Aim :: Could every line of the data be printed exactly as it reads?

Exercise material ::

--- BEGIN ---

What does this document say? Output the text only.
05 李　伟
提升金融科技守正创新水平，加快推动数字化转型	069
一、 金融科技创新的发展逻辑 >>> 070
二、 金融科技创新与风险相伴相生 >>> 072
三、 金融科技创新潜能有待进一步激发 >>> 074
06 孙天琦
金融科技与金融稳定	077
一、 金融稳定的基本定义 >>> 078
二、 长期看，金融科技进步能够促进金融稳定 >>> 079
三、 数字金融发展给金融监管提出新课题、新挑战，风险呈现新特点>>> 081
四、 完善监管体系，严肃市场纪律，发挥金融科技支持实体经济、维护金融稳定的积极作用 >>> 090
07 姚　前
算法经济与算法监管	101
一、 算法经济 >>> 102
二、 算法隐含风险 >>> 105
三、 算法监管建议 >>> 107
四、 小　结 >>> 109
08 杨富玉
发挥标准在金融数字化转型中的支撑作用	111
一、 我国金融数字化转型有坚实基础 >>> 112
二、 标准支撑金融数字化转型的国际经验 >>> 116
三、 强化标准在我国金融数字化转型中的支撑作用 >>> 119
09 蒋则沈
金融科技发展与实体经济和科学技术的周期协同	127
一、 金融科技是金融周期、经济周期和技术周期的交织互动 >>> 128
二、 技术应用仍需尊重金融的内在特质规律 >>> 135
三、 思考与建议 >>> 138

--- END ---

Response for this exercise ::
What does this document say? Output the text only.
05 李　伟
提升金融科技守正创新水平，加快推动数字化转型	069
一、 金融科技创新的发展逻辑 >>> 070
二、 金融科技创新与风险相伴相生 >>> 072
三、 金融科技创新潜能有待进一步激发 >>> 074
06 孙天琦
金融科技与金融稳定	077
一、 金融稳定的基本定义 >>> 078
二、 长期看，金融科技进步能够促进金融稳定 >>> 079
三、 数字金融发展给金融监管提出新课题、新挑战，风险呈现新特点>>> 081
四、 完善监管体系，严肃市场纪律，发挥金融科技支持实体经济、维护金融稳定的积极作用 >>> 090
07 姚　前
算法经济与算法监管	101
一、 算法经济 >>> 102
二、 算法隐含风险 >>> 105
三、 算法监管建议 >>> 107
四、 小　结 >>> 109
08 杨富玉
发挥标准在金融数字化转型中的支撑作用	111
一、 我国金融数字化转型有坚实基础 >>> 112
二、 标准支撑金融数字化转型的国际经验 >>> 116
三、 强化标准在我国金融数字化转型中的支撑作用 >>> 119
09 蒋则沈
金融科技发展与实体经济和科学技术的周期协同	127
一、 金融科技是金融周期、经济周期和技术周期的交织互动 >>> 128
二、 技术应用仍需尊重金融的内在特质规律 >>> 135
三、 思考与建议 >>> 138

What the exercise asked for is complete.